DO THIS: Draw out every line with the word "февраля" from the listing below.

RECORDS TO USE:
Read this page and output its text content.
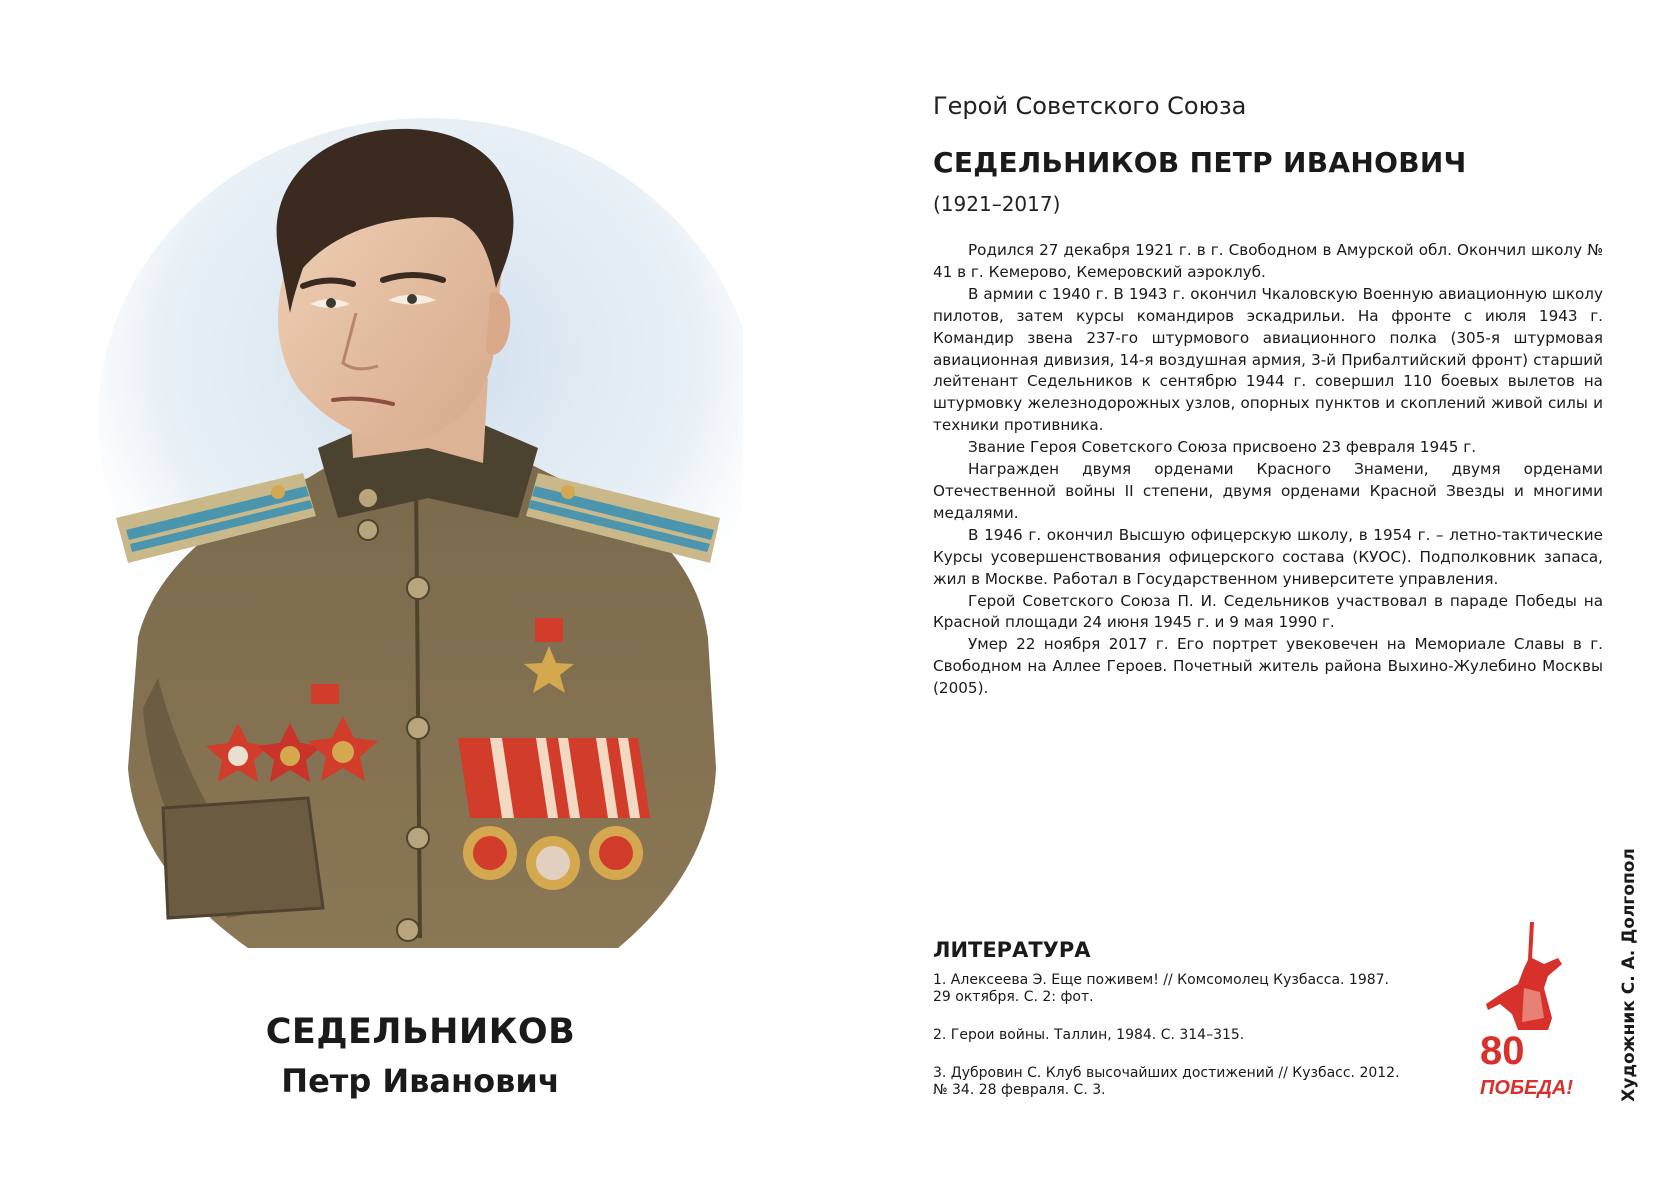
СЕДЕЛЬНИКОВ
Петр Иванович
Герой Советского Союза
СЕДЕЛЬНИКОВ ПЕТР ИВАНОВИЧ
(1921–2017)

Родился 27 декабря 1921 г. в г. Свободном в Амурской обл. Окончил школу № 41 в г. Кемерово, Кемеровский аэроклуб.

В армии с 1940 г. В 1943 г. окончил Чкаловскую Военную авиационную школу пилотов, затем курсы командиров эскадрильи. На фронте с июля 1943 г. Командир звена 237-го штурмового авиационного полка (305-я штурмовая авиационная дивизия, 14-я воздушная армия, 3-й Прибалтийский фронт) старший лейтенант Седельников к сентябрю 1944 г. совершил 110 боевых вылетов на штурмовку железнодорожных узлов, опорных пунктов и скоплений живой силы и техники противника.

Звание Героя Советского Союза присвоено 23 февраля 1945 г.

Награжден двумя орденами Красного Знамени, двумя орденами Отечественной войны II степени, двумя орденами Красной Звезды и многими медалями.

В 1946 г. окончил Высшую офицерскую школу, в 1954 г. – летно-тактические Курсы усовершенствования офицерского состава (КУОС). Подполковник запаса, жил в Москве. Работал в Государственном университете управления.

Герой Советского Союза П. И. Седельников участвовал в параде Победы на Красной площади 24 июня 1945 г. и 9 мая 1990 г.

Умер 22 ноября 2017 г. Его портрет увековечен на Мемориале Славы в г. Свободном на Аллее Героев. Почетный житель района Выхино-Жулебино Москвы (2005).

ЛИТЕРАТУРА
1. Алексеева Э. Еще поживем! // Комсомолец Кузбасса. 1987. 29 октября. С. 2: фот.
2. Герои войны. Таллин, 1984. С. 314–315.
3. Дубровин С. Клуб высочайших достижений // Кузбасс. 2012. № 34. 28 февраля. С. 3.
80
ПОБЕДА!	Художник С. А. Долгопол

==

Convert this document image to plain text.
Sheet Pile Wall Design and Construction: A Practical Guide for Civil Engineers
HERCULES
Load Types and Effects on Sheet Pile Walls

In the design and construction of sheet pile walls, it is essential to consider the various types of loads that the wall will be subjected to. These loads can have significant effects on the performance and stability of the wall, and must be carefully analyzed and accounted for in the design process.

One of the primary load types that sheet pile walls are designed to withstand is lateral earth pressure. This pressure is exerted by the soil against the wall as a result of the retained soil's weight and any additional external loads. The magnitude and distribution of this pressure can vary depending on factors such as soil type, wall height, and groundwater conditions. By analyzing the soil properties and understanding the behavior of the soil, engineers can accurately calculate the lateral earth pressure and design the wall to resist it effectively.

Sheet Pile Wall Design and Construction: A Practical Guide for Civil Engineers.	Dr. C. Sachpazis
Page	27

WRITTEN ANSWER:
Звание Героя Советского Союза присвоено 23 февраля 1945 г.
3. Дубровин С. Клуб высочайших достижений // Кузбасс. 2012. № 34. 28 февраля. С. 3.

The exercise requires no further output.